Only the pictures stay out; every record is to be quoted exactly.

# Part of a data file
::::
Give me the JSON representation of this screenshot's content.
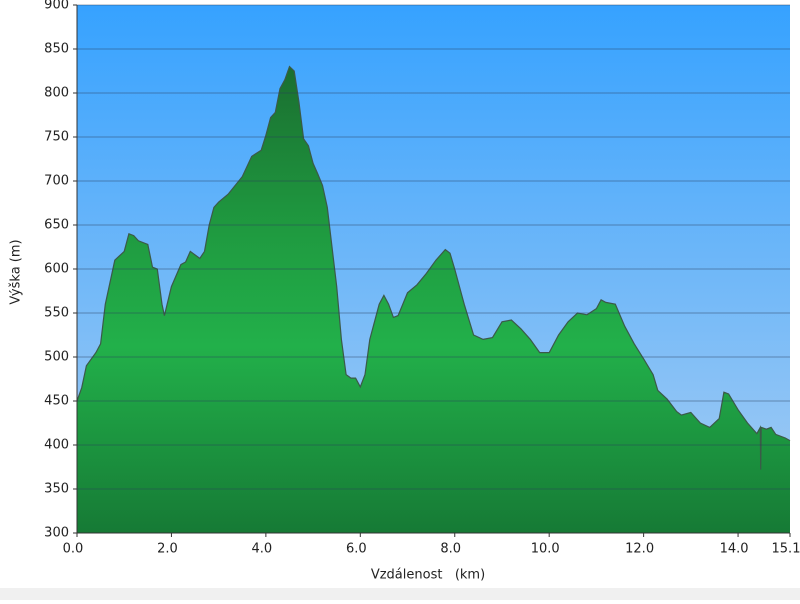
{
  "chart_data": {
    "type": "area",
    "x_label": "Vzdálenost   (km)",
    "y_label": "Výška (m)",
    "x": [
      0.0,
      0.1,
      0.2,
      0.4,
      0.5,
      0.6,
      0.8,
      1.0,
      1.1,
      1.2,
      1.3,
      1.5,
      1.6,
      1.7,
      1.8,
      1.85,
      2.0,
      2.2,
      2.3,
      2.4,
      2.5,
      2.6,
      2.7,
      2.8,
      2.9,
      3.0,
      3.2,
      3.5,
      3.7,
      3.9,
      4.0,
      4.1,
      4.2,
      4.3,
      4.4,
      4.5,
      4.6,
      4.7,
      4.8,
      4.9,
      5.0,
      5.1,
      5.2,
      5.3,
      5.4,
      5.5,
      5.6,
      5.7,
      5.8,
      5.9,
      6.0,
      6.1,
      6.2,
      6.3,
      6.4,
      6.5,
      6.6,
      6.7,
      6.8,
      6.9,
      7.0,
      7.2,
      7.4,
      7.6,
      7.8,
      7.9,
      8.0,
      8.2,
      8.4,
      8.6,
      8.8,
      9.0,
      9.2,
      9.4,
      9.6,
      9.8,
      10.0,
      10.2,
      10.4,
      10.6,
      10.8,
      11.0,
      11.1,
      11.2,
      11.4,
      11.6,
      11.8,
      12.0,
      12.2,
      12.3,
      12.5,
      12.7,
      12.8,
      13.0,
      13.2,
      13.4,
      13.6,
      13.7,
      13.8,
      14.0,
      14.2,
      14.4,
      14.47,
      14.48,
      14.49,
      14.6,
      14.7,
      14.8,
      15.0,
      15.1
    ],
    "values": [
      450,
      465,
      490,
      505,
      515,
      560,
      610,
      620,
      640,
      638,
      632,
      628,
      602,
      600,
      560,
      547,
      580,
      605,
      608,
      620,
      616,
      612,
      620,
      650,
      670,
      676,
      685,
      705,
      728,
      735,
      752,
      772,
      778,
      805,
      815,
      830,
      825,
      790,
      748,
      740,
      720,
      708,
      695,
      670,
      625,
      580,
      520,
      480,
      476,
      476,
      466,
      480,
      520,
      540,
      560,
      570,
      560,
      545,
      547,
      560,
      573,
      582,
      595,
      610,
      622,
      618,
      600,
      560,
      525,
      520,
      522,
      540,
      542,
      532,
      520,
      505,
      505,
      525,
      540,
      550,
      548,
      555,
      565,
      562,
      560,
      535,
      515,
      498,
      480,
      462,
      452,
      438,
      434,
      437,
      425,
      420,
      430,
      460,
      458,
      440,
      425,
      413,
      420,
      372,
      420,
      418,
      420,
      412,
      408,
      405
    ],
    "xlim": [
      0,
      15.1
    ],
    "ylim": [
      300,
      900
    ],
    "xticks": [
      {
        "value": 0,
        "label": "0.0"
      },
      {
        "value": 2,
        "label": "2.0"
      },
      {
        "value": 4,
        "label": "4.0"
      },
      {
        "value": 6,
        "label": "6.0"
      },
      {
        "value": 8,
        "label": "8.0"
      },
      {
        "value": 10,
        "label": "10.0"
      },
      {
        "value": 12,
        "label": "12.0"
      },
      {
        "value": 14,
        "label": "14.0"
      },
      15.1
    ],
    "yticks": [
      300,
      350,
      400,
      450,
      500,
      550,
      600,
      650,
      700,
      750,
      800,
      850,
      900
    ],
    "grid": true
  }
}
::::
# Expected answer
Give me the JSON representation of this screenshot's content.
{
  "chart_data": {
    "type": "area",
    "x_label": "Vzdálenost   (km)",
    "y_label": "Výška (m)",
    "x": [
      0.0,
      0.1,
      0.2,
      0.4,
      0.5,
      0.6,
      0.8,
      1.0,
      1.1,
      1.2,
      1.3,
      1.5,
      1.6,
      1.7,
      1.8,
      1.85,
      2.0,
      2.2,
      2.3,
      2.4,
      2.5,
      2.6,
      2.7,
      2.8,
      2.9,
      3.0,
      3.2,
      3.5,
      3.7,
      3.9,
      4.0,
      4.1,
      4.2,
      4.3,
      4.4,
      4.5,
      4.6,
      4.7,
      4.8,
      4.9,
      5.0,
      5.1,
      5.2,
      5.3,
      5.4,
      5.5,
      5.6,
      5.7,
      5.8,
      5.9,
      6.0,
      6.1,
      6.2,
      6.3,
      6.4,
      6.5,
      6.6,
      6.7,
      6.8,
      6.9,
      7.0,
      7.2,
      7.4,
      7.6,
      7.8,
      7.9,
      8.0,
      8.2,
      8.4,
      8.6,
      8.8,
      9.0,
      9.2,
      9.4,
      9.6,
      9.8,
      10.0,
      10.2,
      10.4,
      10.6,
      10.8,
      11.0,
      11.1,
      11.2,
      11.4,
      11.6,
      11.8,
      12.0,
      12.2,
      12.3,
      12.5,
      12.7,
      12.8,
      13.0,
      13.2,
      13.4,
      13.6,
      13.7,
      13.8,
      14.0,
      14.2,
      14.4,
      14.47,
      14.48,
      14.49,
      14.6,
      14.7,
      14.8,
      15.0,
      15.1
    ],
    "values": [
      450,
      465,
      490,
      505,
      515,
      560,
      610,
      620,
      640,
      638,
      632,
      628,
      602,
      600,
      560,
      547,
      580,
      605,
      608,
      620,
      616,
      612,
      620,
      650,
      670,
      676,
      685,
      705,
      728,
      735,
      752,
      772,
      778,
      805,
      815,
      830,
      825,
      790,
      748,
      740,
      720,
      708,
      695,
      670,
      625,
      580,
      520,
      480,
      476,
      476,
      466,
      480,
      520,
      540,
      560,
      570,
      560,
      545,
      547,
      560,
      573,
      582,
      595,
      610,
      622,
      618,
      600,
      560,
      525,
      520,
      522,
      540,
      542,
      532,
      520,
      505,
      505,
      525,
      540,
      550,
      548,
      555,
      565,
      562,
      560,
      535,
      515,
      498,
      480,
      462,
      452,
      438,
      434,
      437,
      425,
      420,
      430,
      460,
      458,
      440,
      425,
      413,
      420,
      372,
      420,
      418,
      420,
      412,
      408,
      405
    ],
    "xlim": [
      0,
      15.1
    ],
    "ylim": [
      300,
      900
    ],
    "xticks": [
      {
        "value": 0,
        "label": "0.0"
      },
      {
        "value": 2,
        "label": "2.0"
      },
      {
        "value": 4,
        "label": "4.0"
      },
      {
        "value": 6,
        "label": "6.0"
      },
      {
        "value": 8,
        "label": "8.0"
      },
      {
        "value": 10,
        "label": "10.0"
      },
      {
        "value": 12,
        "label": "12.0"
      },
      {
        "value": 14,
        "label": "14.0"
      },
      15.1
    ],
    "yticks": [
      300,
      350,
      400,
      450,
      500,
      550,
      600,
      650,
      700,
      750,
      800,
      850,
      900
    ],
    "grid": true
  }
}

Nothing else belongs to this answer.